## Begin Source material
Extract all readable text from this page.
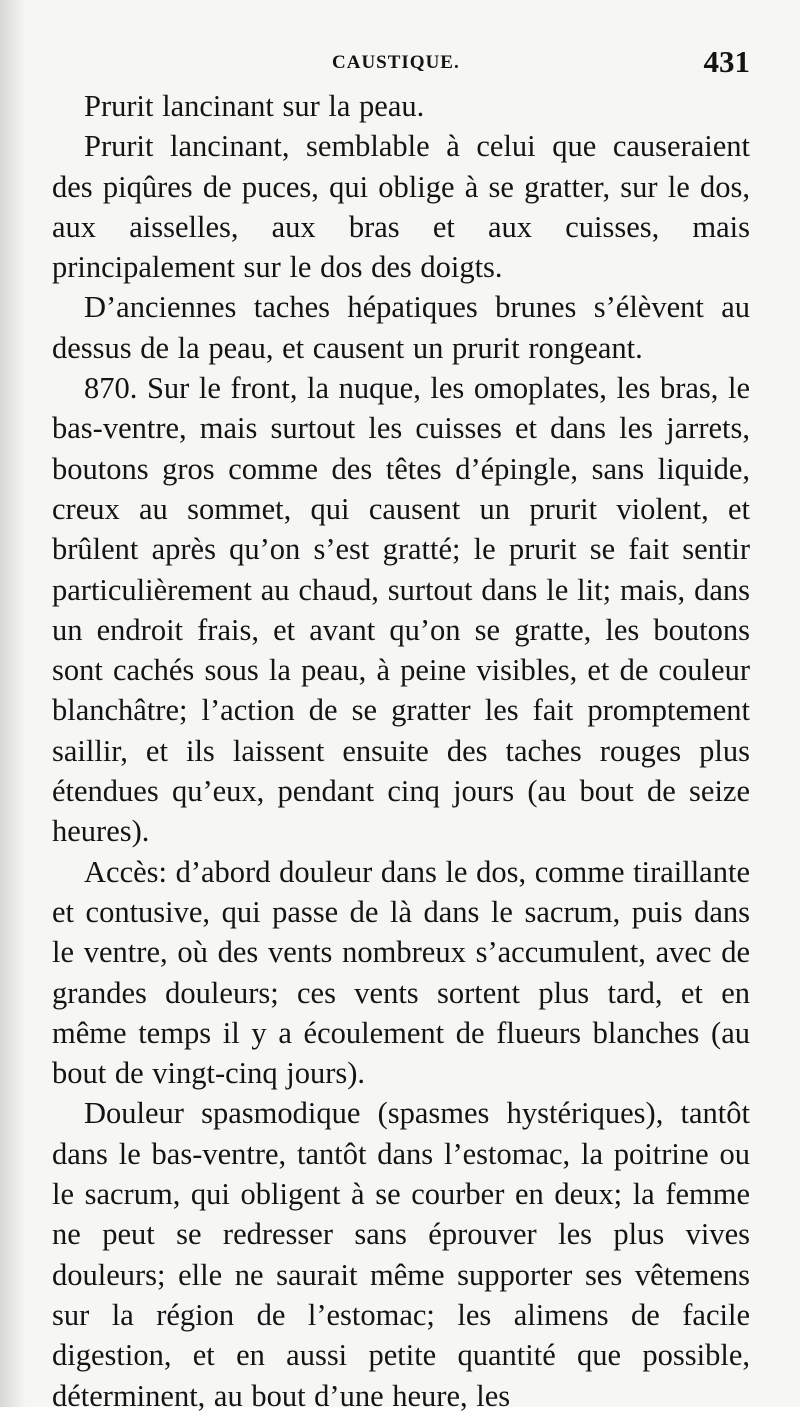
CAUSTIQUE.	431

Prurit lancinant sur la peau.

Prurit lancinant, semblable à celui que causeraient des piqûres de puces, qui oblige à se gratter, sur le dos, aux aisselles, aux bras et aux cuisses, mais principalement sur le dos des doigts.

D’anciennes taches hépatiques brunes s’élèvent au dessus de la peau, et causent un prurit rongeant.

870. Sur le front, la nuque, les omoplates, les bras, le bas-ventre, mais surtout les cuisses et dans les jarrets, boutons gros comme des têtes d’épingle, sans liquide, creux au sommet, qui causent un prurit violent, et brûlent après qu’on s’est gratté; le prurit se fait sentir particulièrement au chaud, surtout dans le lit; mais, dans un endroit frais, et avant qu’on se gratte, les boutons sont cachés sous la peau, à peine visibles, et de couleur blanchâtre; l’action de se gratter les fait promptement saillir, et ils laissent ensuite des taches rouges plus étendues qu’eux, pendant cinq jours (au bout de seize heures).

Accès: d’abord douleur dans le dos, comme tiraillante et contusive, qui passe de là dans le sacrum, puis dans le ventre, où des vents nombreux s’accumulent, avec de grandes douleurs; ces vents sortent plus tard, et en même temps il y a écoulement de flueurs blanches (au bout de vingt-cinq jours).

Douleur spasmodique (spasmes hystériques), tantôt dans le bas-ventre, tantôt dans l’estomac, la poitrine ou le sacrum, qui obligent à se courber en deux; la femme ne peut se redresser sans éprouver les plus vives douleurs; elle ne saurait même supporter ses vêtemens sur la région de l’estomac; les alimens de facile digestion, et en aussi petite quantité que possible, déterminent, au bout d’une heure, les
## End Source material
- [Aim of the exercise]: Filter the records, keeping only lines that contain "sacrum", and show those lines.

- [The reply]:
Accès: d’abord douleur dans le dos, comme tiraillante et contusive, qui passe de là dans le sacrum, puis dans le ventre, où des vents nombreux s’accumulent, avec de grandes douleurs; ces vents sortent plus tard, et en même temps il y a écoulement de flueurs blanches (au bout de vingt-cinq jours).
Douleur spasmodique (spasmes hystériques), tantôt dans le bas-ventre, tantôt dans l’estomac, la poitrine ou le sacrum, qui obligent à se courber en deux; la femme ne peut se redresser sans éprouver les plus vives douleurs; elle ne saurait même supporter ses vêtemens sur la région de l’estomac; les alimens de facile digestion, et en aussi petite quantité que possible, déterminent, au bout d’une heure, les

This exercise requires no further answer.